### [Information provided]
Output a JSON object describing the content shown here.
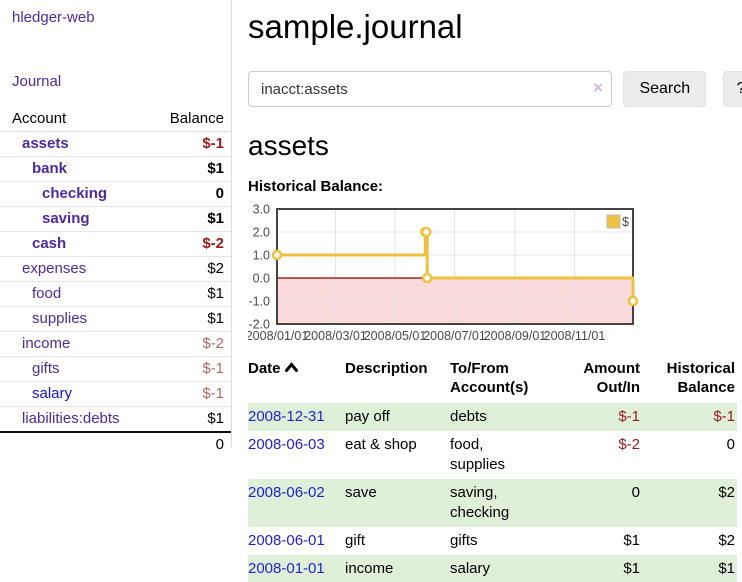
{
  "app": {
    "brand": "hledger-web"
  },
  "colors": {
    "link_purple": "#4e2a9e",
    "link_blue": "#2222cc",
    "negative_red": "#9b1b1b",
    "negative_soft_red": "#b16a6a",
    "row_stripe_green": "#dff0d8",
    "series_gold": "#edc240",
    "negative_region_pink": "#fadada",
    "zero_line_red": "#8b0000"
  },
  "sidebar": {
    "journal_link": "Journal",
    "accounts_table": {
      "headers": [
        "Account",
        "Balance"
      ],
      "rows": [
        {
          "name": "assets",
          "balance": "$-1",
          "depth": 1,
          "bold": true,
          "neg": true
        },
        {
          "name": "bank",
          "balance": "$1",
          "depth": 2,
          "bold": true
        },
        {
          "name": "checking",
          "balance": "0",
          "depth": 3,
          "bold": true
        },
        {
          "name": "saving",
          "balance": "$1",
          "depth": 3,
          "bold": true
        },
        {
          "name": "cash",
          "balance": "$-2",
          "depth": 2,
          "bold": true,
          "neg": true
        },
        {
          "name": "expenses",
          "balance": "$2",
          "depth": 1
        },
        {
          "name": "food",
          "balance": "$1",
          "depth": 2
        },
        {
          "name": "supplies",
          "balance": "$1",
          "depth": 2
        },
        {
          "name": "income",
          "balance": "$-2",
          "depth": 1,
          "neg": true
        },
        {
          "name": "gifts",
          "balance": "$-1",
          "depth": 2,
          "neg": true
        },
        {
          "name": "salary",
          "balance": "$-1",
          "depth": 2,
          "neg": true,
          "unvisited": true
        },
        {
          "name": "liabilities:debts",
          "balance": "$1",
          "depth": 1
        }
      ],
      "total": "0"
    }
  },
  "main": {
    "title": "sample.journal",
    "search": {
      "value": "inacct:assets",
      "clear_icon": "×",
      "button_label": "Search",
      "help_label": "?"
    },
    "account_heading": "assets",
    "chart_title": "Historical Balance:",
    "register_table": {
      "headers": [
        "Date",
        "Description",
        "To/From Account(s)",
        "Amount Out/In",
        "Historical Balance"
      ],
      "rows": [
        {
          "date": "2008-12-31",
          "description": "pay off",
          "accounts": "debts",
          "amount": "$-1",
          "balance": "$-1",
          "amount_neg": true,
          "balance_neg": true
        },
        {
          "date": "2008-06-03",
          "description": "eat & shop",
          "accounts": "food, supplies",
          "amount": "$-2",
          "balance": "0",
          "amount_neg": true
        },
        {
          "date": "2008-06-02",
          "description": "save",
          "accounts": "saving, checking",
          "amount": "0",
          "balance": "$2"
        },
        {
          "date": "2008-06-01",
          "description": "gift",
          "accounts": "gifts",
          "amount": "$1",
          "balance": "$2"
        },
        {
          "date": "2008-01-01",
          "description": "income",
          "accounts": "salary",
          "amount": "$1",
          "balance": "$1"
        }
      ]
    }
  },
  "chart_data": {
    "type": "line",
    "title": "Historical Balance:",
    "step": true,
    "series": [
      {
        "name": "$",
        "color": "#edc240",
        "points": [
          [
            "2008-01-01",
            1
          ],
          [
            "2008-06-01",
            2
          ],
          [
            "2008-06-02",
            2
          ],
          [
            "2008-06-03",
            0
          ],
          [
            "2008-12-31",
            -1
          ]
        ]
      }
    ],
    "xlim": [
      "2008-01-01",
      "2008-12-31"
    ],
    "ylim": [
      -2,
      3
    ],
    "yticks": [
      3.0,
      2.0,
      1.0,
      0.0,
      -1.0,
      -2.0
    ],
    "xticks": [
      "2008/01/01",
      "2008/03/01",
      "2008/05/01",
      "2008/07/01",
      "2008/09/01",
      "2008/11/01"
    ],
    "legend_position": "top-right",
    "grid": true,
    "negative_region_color": "#fadada",
    "zero_line_color": "#8b0000"
  }
}
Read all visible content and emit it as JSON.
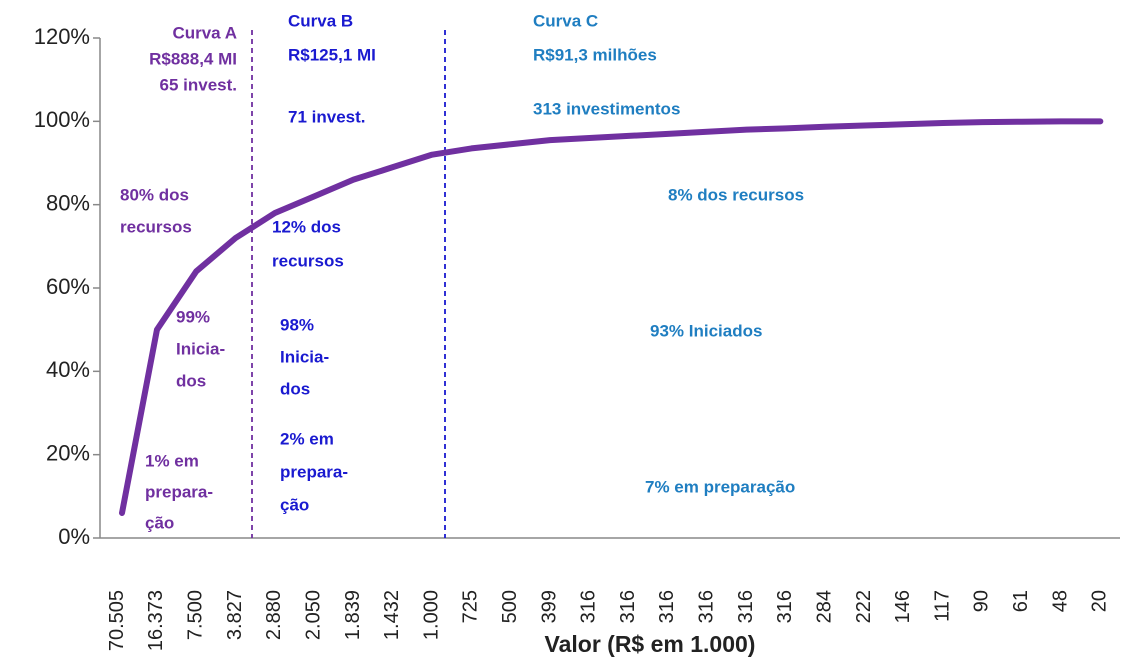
{
  "chart_data": {
    "type": "line",
    "x_label": "Valor (R$ em 1.000)",
    "categories": [
      "70.505",
      "16.373",
      "7.500",
      "3.827",
      "2.880",
      "2.050",
      "1.839",
      "1.432",
      "1.000",
      "725",
      "500",
      "399",
      "316",
      "316",
      "316",
      "316",
      "316",
      "316",
      "284",
      "222",
      "146",
      "117",
      "90",
      "61",
      "48",
      "20"
    ],
    "series": [
      {
        "color": "#7030a0",
        "values": [
          6,
          50,
          64,
          72,
          78,
          82,
          86,
          89,
          92,
          93.5,
          94.5,
          95.5,
          96,
          96.5,
          97,
          97.5,
          98,
          98.3,
          98.7,
          99,
          99.3,
          99.6,
          99.8,
          99.9,
          100,
          100
        ]
      }
    ],
    "ylim": [
      0,
      120
    ],
    "yticks": [
      {
        "value": 0,
        "label": "0%"
      },
      {
        "value": 20,
        "label": "20%"
      },
      {
        "value": 40,
        "label": "40%"
      },
      {
        "value": 60,
        "label": "60%"
      },
      {
        "value": 80,
        "label": "80%"
      },
      {
        "value": 100,
        "label": "100%"
      },
      {
        "value": 120,
        "label": "120%"
      }
    ],
    "annotations": [
      {
        "color": "#7030a0",
        "lines": [
          "Curva A",
          "R$888,4 MI",
          "65 invest."
        ]
      },
      {
        "color": "#7030a0",
        "lines": [
          "80% dos",
          "recursos"
        ]
      },
      {
        "color": "#7030a0",
        "lines": [
          "99%",
          "Inicia-",
          "dos"
        ]
      },
      {
        "color": "#7030a0",
        "lines": [
          "1% em",
          "prepara-",
          "ção"
        ]
      },
      {
        "color": "#1a1ad0",
        "lines": [
          "Curva B",
          "R$125,1 MI"
        ]
      },
      {
        "color": "#1a1ad0",
        "lines": [
          "71 invest."
        ]
      },
      {
        "color": "#1a1ad0",
        "lines": [
          "12% dos",
          "recursos"
        ]
      },
      {
        "color": "#1a1ad0",
        "lines": [
          "98%",
          "Inicia-",
          "dos"
        ]
      },
      {
        "color": "#1a1ad0",
        "lines": [
          "2%  em",
          "prepara-",
          "ção"
        ]
      },
      {
        "color": "#1f7ec1",
        "lines": [
          "Curva C",
          "R$91,3 milhões"
        ]
      },
      {
        "color": "#1f7ec1",
        "lines": [
          "313 investimentos"
        ]
      },
      {
        "color": "#1f7ec1",
        "lines": [
          "8% dos recursos"
        ]
      },
      {
        "color": "#1f7ec1",
        "lines": [
          "93% Iniciados"
        ]
      },
      {
        "color": "#1f7ec1",
        "lines": [
          "7% em preparação"
        ]
      }
    ]
  }
}
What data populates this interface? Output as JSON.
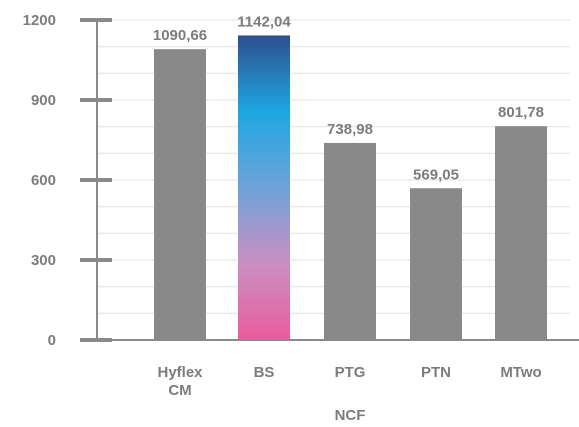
{
  "chart_data": {
    "type": "bar",
    "categories": [
      [
        "Hyflex",
        "CM"
      ],
      [
        "BS"
      ],
      [
        "PTG"
      ],
      [
        "PTN"
      ],
      [
        "MTwo"
      ]
    ],
    "values": [
      1090.66,
      1142.04,
      738.98,
      569.05,
      801.78
    ],
    "value_labels": [
      "1090,66",
      "1142,04",
      "738,98",
      "569,05",
      "801,78"
    ],
    "xlabel": "NCF",
    "ylabel": "",
    "ylim": [
      0,
      1200
    ],
    "yticks": [
      0,
      300,
      600,
      900,
      1200
    ],
    "grid": true,
    "bar_color": "#898989",
    "highlight_index": 1,
    "highlight_gradient": [
      "#2e4f8e",
      "#1ea7e1",
      "#6fa2da",
      "#c98fc2",
      "#ea5b9e"
    ]
  }
}
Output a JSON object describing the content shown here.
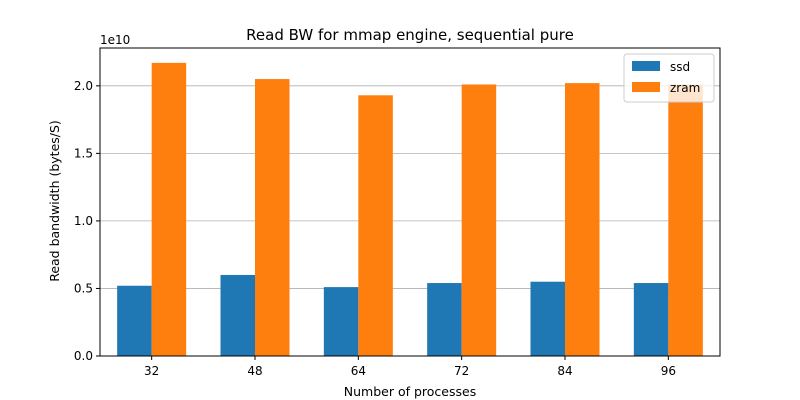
{
  "chart_data": {
    "type": "bar",
    "title": "Read BW for mmap engine, sequential pure",
    "xlabel": "Number of processes",
    "ylabel": "Read bandwidth (bytes/S)",
    "y_offset_text": "1e10",
    "categories": [
      "32",
      "48",
      "64",
      "72",
      "84",
      "96"
    ],
    "series": [
      {
        "name": "ssd",
        "color": "#1f77b4",
        "values": [
          5200000000.0,
          6000000000.0,
          5100000000.0,
          5400000000.0,
          5500000000.0,
          5400000000.0
        ]
      },
      {
        "name": "zram",
        "color": "#ff7f0e",
        "values": [
          21700000000.0,
          20500000000.0,
          19300000000.0,
          20100000000.0,
          20200000000.0,
          20100000000.0
        ]
      }
    ],
    "ylim": [
      0,
      22800000000.0
    ],
    "yticks": [
      0,
      5000000000.0,
      10000000000.0,
      15000000000.0,
      20000000000.0
    ],
    "ytick_labels": [
      "0.0",
      "0.5",
      "1.0",
      "1.5",
      "2.0"
    ],
    "grid": "y",
    "legend": "top-right"
  }
}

### [Problem statement]
Determine the number of lines in the listing that hold the word "assets", and supply that number and nothing further.

### [Task response]
3